PROBLEM REQUIREMENTS
Pull out every line below holding the word "весною".

** Start SUPPLIED MATERIAL **

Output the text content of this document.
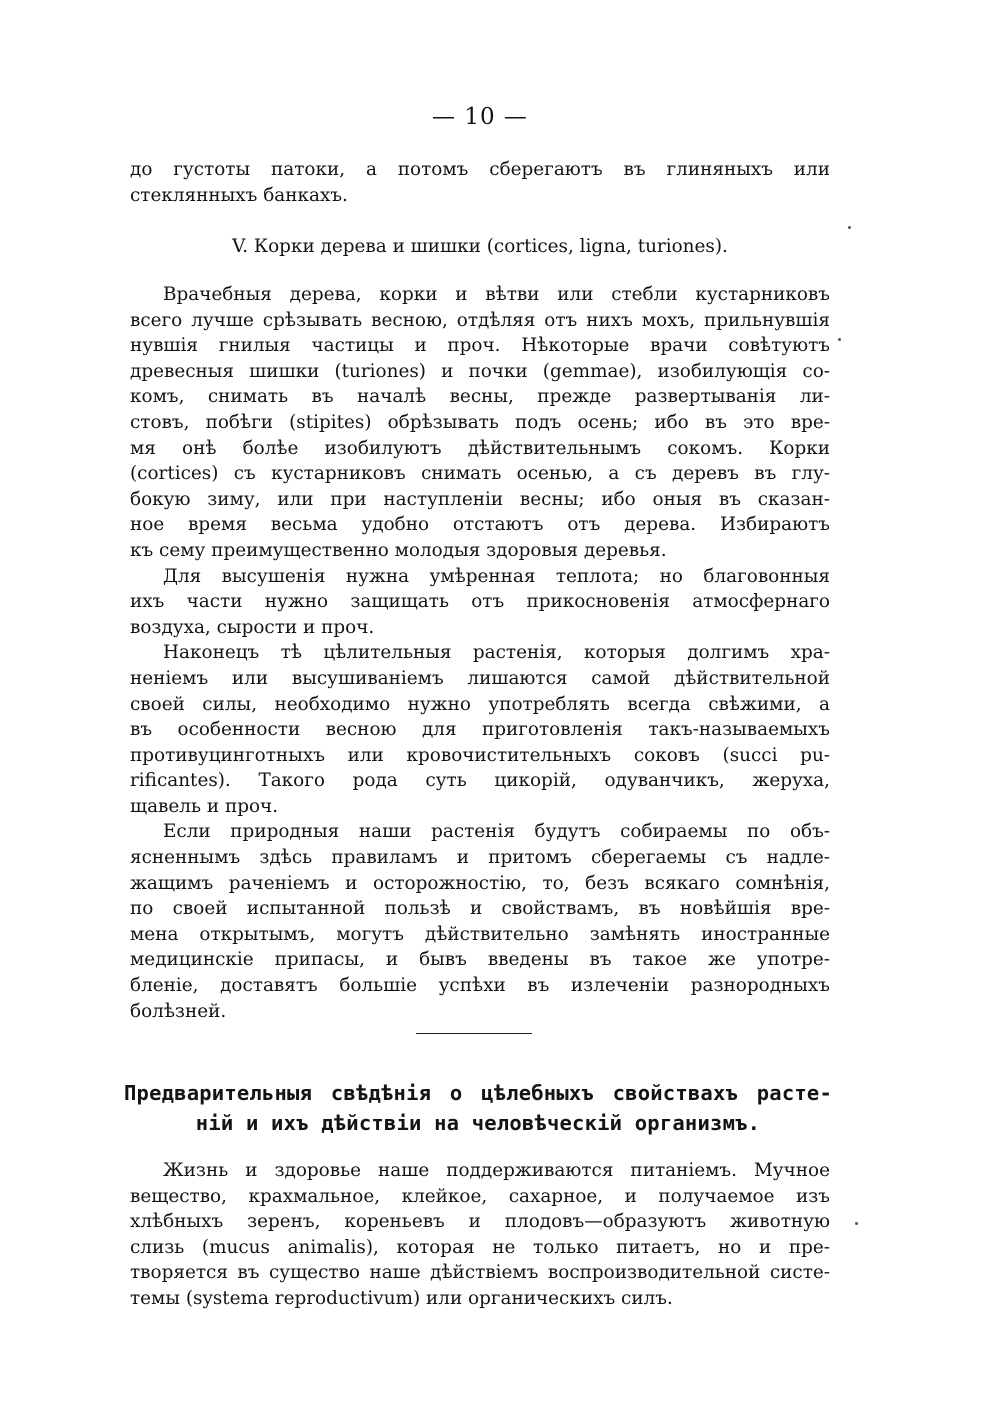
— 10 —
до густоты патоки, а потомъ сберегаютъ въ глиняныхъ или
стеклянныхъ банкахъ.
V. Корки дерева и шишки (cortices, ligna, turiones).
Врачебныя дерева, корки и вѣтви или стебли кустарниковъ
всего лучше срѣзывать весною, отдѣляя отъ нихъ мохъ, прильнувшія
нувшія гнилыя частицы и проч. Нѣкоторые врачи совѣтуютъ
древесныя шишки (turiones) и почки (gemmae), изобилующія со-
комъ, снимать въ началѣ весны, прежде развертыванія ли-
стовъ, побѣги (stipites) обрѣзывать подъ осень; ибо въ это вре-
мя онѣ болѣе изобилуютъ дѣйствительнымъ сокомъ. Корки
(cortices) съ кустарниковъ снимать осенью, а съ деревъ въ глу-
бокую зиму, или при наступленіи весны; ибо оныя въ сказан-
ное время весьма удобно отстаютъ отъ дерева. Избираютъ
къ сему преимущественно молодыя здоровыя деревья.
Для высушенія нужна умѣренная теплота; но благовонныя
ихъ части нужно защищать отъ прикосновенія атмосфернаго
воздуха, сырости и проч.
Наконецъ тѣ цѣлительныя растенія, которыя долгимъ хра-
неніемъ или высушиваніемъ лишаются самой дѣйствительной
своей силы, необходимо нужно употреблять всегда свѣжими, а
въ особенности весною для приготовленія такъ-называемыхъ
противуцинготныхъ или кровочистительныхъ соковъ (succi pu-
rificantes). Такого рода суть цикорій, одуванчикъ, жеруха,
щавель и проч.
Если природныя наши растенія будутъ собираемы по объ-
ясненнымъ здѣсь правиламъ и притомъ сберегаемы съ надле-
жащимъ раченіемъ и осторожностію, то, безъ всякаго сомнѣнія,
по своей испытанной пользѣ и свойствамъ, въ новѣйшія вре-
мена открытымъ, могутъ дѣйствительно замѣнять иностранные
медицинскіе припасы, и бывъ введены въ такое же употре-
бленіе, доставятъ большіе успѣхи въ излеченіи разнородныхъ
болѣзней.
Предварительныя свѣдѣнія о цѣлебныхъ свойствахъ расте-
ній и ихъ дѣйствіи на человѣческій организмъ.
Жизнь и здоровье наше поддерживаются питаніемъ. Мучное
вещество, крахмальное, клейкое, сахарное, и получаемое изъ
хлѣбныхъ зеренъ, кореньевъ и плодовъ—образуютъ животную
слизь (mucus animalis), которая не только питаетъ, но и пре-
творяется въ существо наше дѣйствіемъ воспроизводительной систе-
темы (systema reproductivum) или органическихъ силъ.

** End SUPPLIED MATERIAL **
** Start SUPPLIED MATERIAL **

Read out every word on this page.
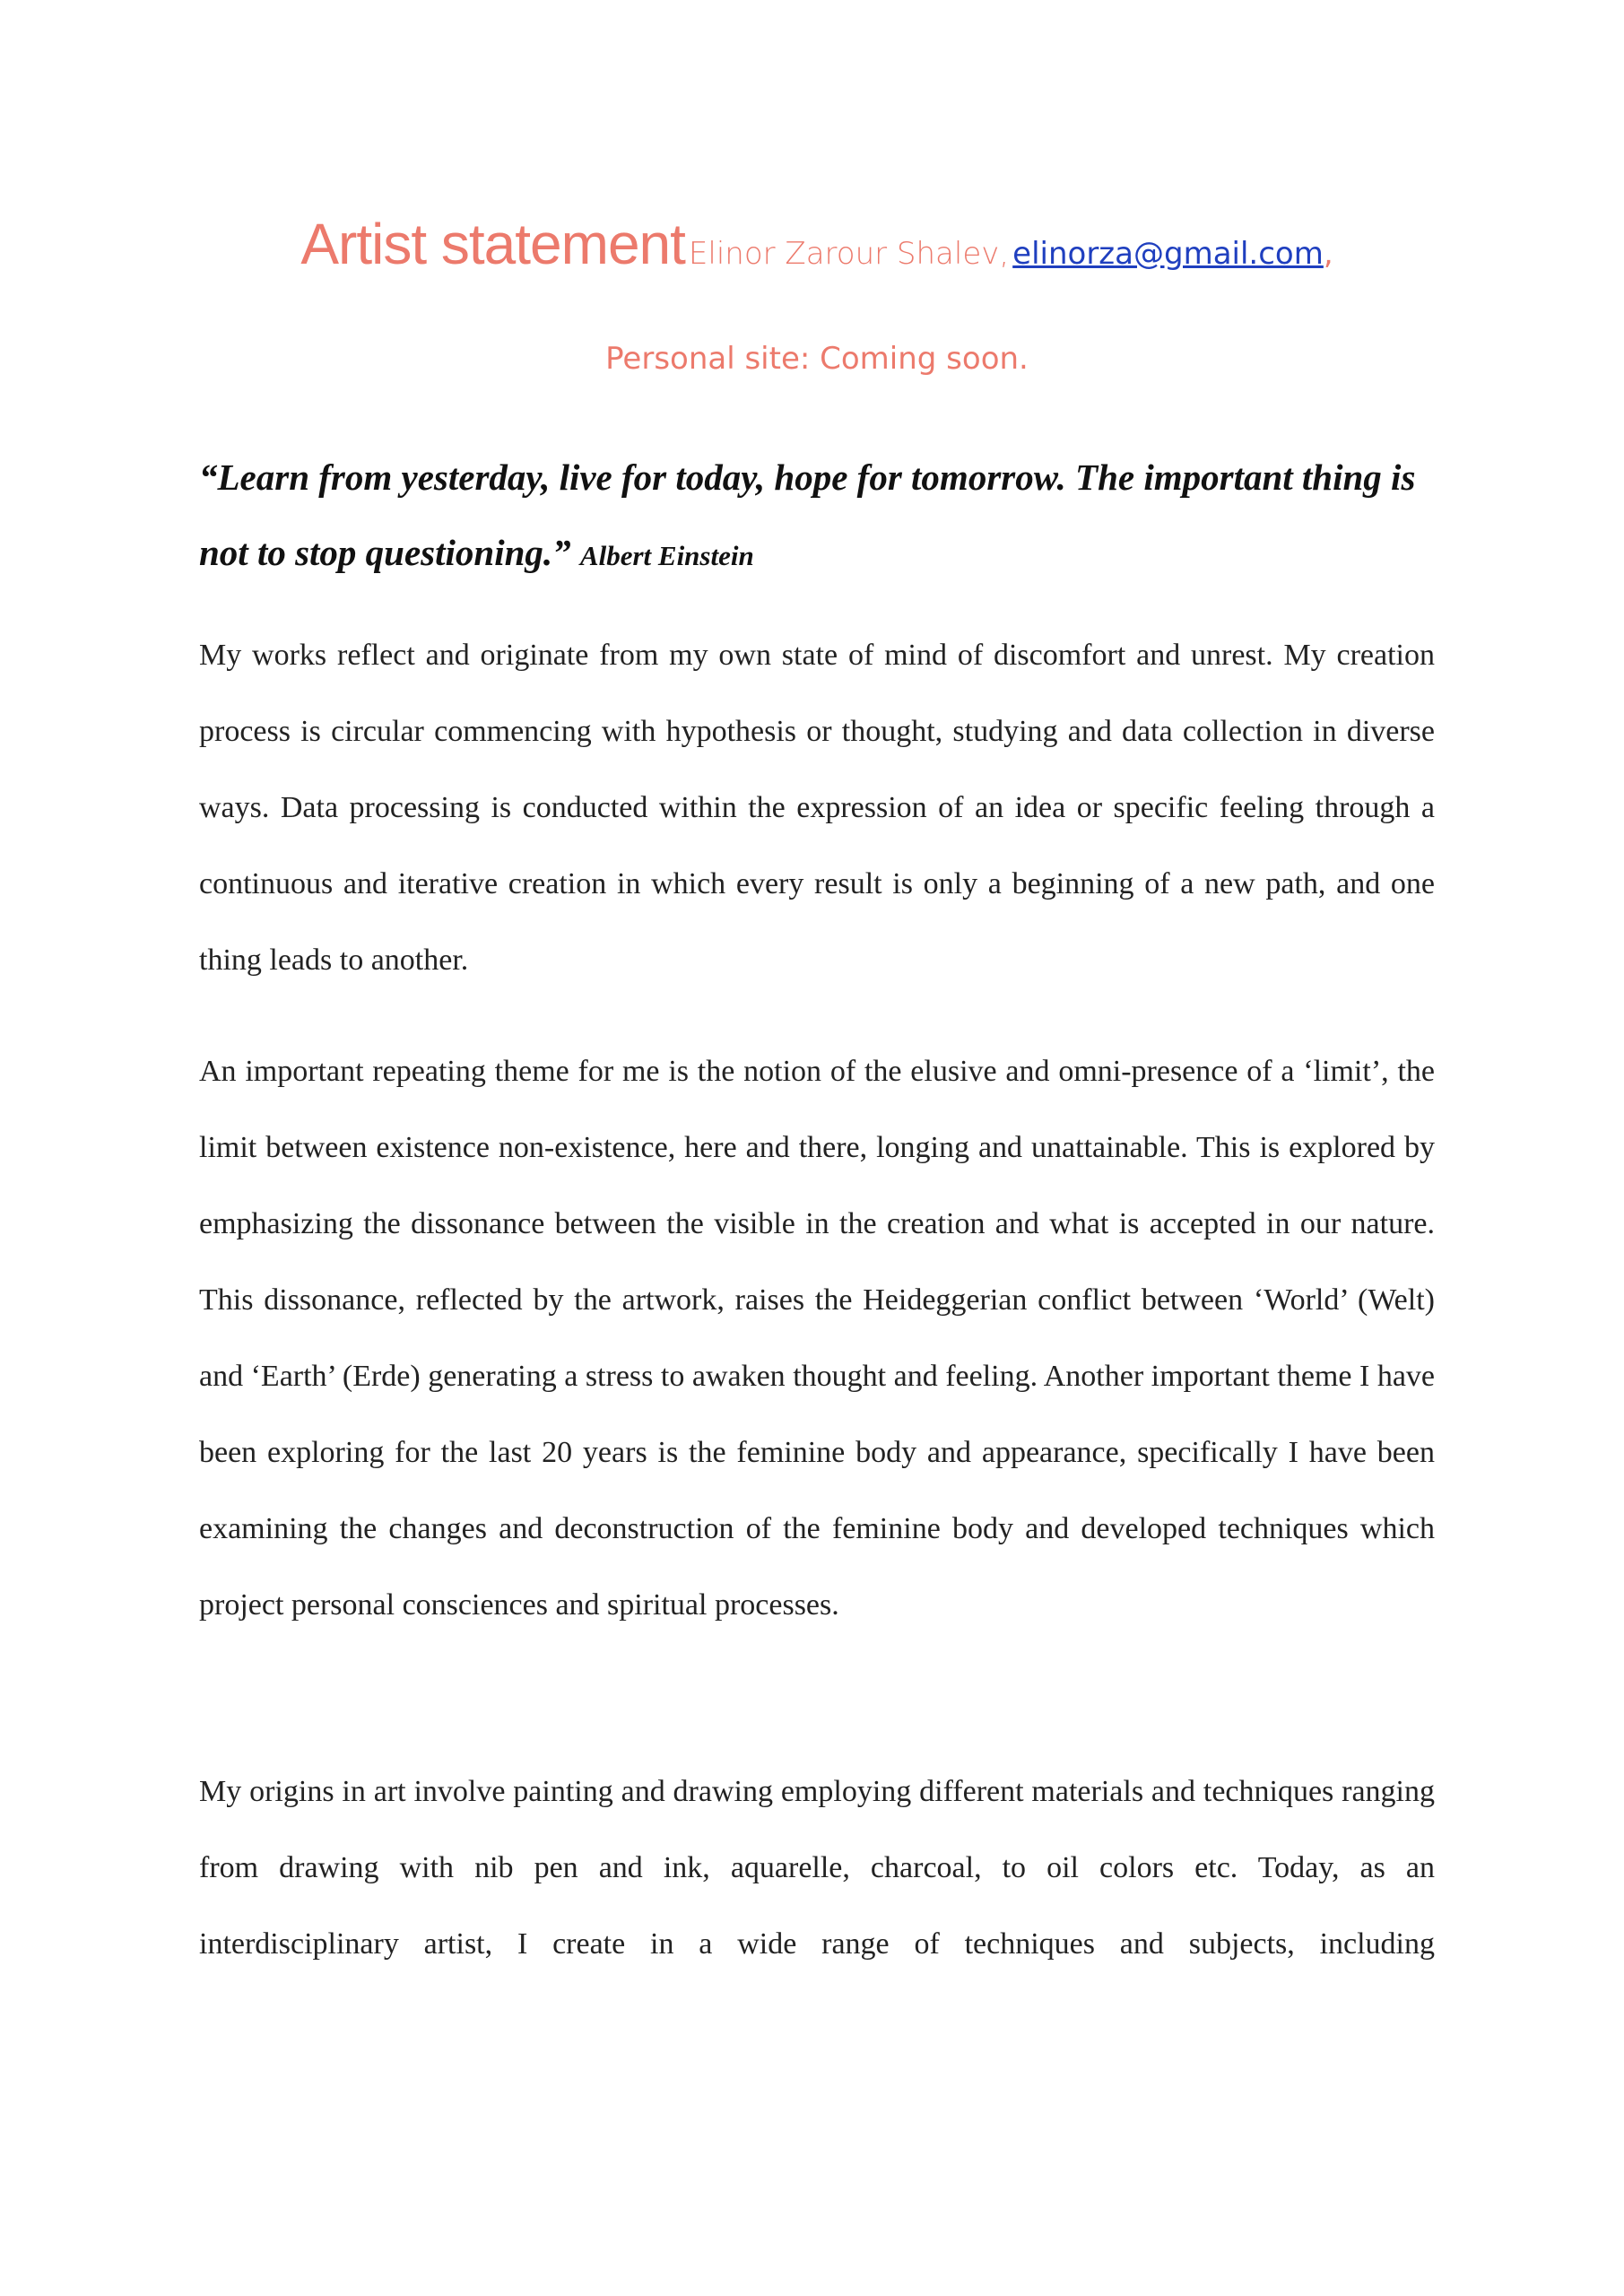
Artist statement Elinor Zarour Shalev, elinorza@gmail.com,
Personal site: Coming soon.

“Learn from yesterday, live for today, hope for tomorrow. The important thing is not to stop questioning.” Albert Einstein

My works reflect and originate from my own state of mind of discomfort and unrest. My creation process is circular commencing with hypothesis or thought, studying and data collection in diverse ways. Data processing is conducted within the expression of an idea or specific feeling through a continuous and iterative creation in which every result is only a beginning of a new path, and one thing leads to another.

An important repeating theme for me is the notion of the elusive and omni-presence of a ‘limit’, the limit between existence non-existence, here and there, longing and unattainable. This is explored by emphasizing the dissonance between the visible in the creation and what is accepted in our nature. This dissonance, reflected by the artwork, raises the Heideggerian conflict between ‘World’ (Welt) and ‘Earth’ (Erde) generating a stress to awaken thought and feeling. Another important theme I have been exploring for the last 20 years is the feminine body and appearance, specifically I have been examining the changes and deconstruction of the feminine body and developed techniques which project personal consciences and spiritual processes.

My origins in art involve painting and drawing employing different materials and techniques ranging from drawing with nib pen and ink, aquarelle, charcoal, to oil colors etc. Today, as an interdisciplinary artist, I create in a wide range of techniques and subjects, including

** End SUPPLIED MATERIAL **
** Start SUPPLIED MATERIAL **

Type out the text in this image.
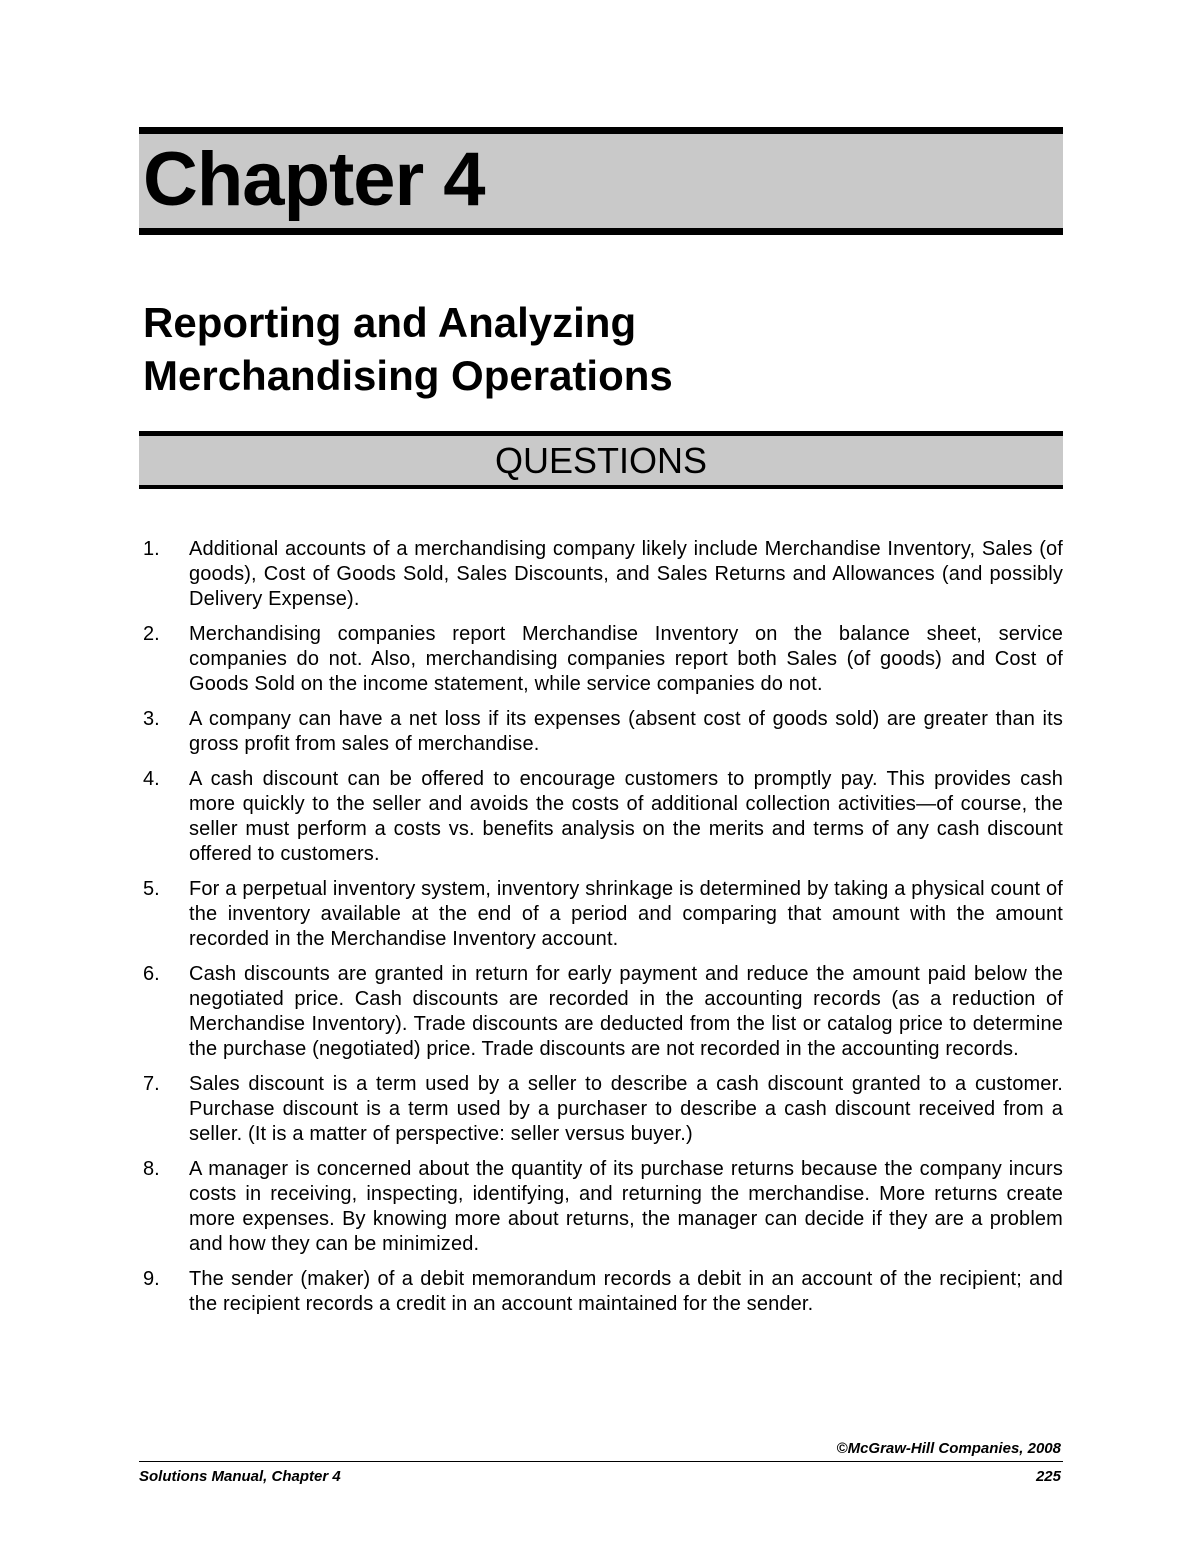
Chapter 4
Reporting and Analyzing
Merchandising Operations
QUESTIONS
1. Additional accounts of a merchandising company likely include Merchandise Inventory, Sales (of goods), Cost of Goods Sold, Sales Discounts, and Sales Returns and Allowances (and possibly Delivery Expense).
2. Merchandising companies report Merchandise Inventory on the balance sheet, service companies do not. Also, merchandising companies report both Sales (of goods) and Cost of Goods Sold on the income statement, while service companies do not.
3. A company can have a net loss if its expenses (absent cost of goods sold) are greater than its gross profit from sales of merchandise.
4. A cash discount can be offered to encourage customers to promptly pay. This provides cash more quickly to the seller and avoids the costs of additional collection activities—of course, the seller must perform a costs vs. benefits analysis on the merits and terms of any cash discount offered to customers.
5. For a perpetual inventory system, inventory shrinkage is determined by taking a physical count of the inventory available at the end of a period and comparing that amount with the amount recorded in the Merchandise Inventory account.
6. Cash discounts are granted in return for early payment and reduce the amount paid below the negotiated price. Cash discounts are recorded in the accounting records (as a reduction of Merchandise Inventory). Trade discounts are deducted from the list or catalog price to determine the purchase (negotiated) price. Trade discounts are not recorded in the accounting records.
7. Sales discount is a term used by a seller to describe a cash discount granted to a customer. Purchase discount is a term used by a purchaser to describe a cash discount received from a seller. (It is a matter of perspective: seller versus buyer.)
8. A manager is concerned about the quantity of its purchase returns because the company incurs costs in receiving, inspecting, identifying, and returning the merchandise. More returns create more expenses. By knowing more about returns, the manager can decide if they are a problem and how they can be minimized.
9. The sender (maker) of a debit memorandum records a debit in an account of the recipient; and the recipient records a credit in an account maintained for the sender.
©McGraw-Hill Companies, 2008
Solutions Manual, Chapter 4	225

** End SUPPLIED MATERIAL **

TASK RESPONSE
всего лучше срѣзывать весною, отдѣляя отъ нихъ мохъ, прильнувшія
въ особенности весною для приготовленія такъ-называемыхъ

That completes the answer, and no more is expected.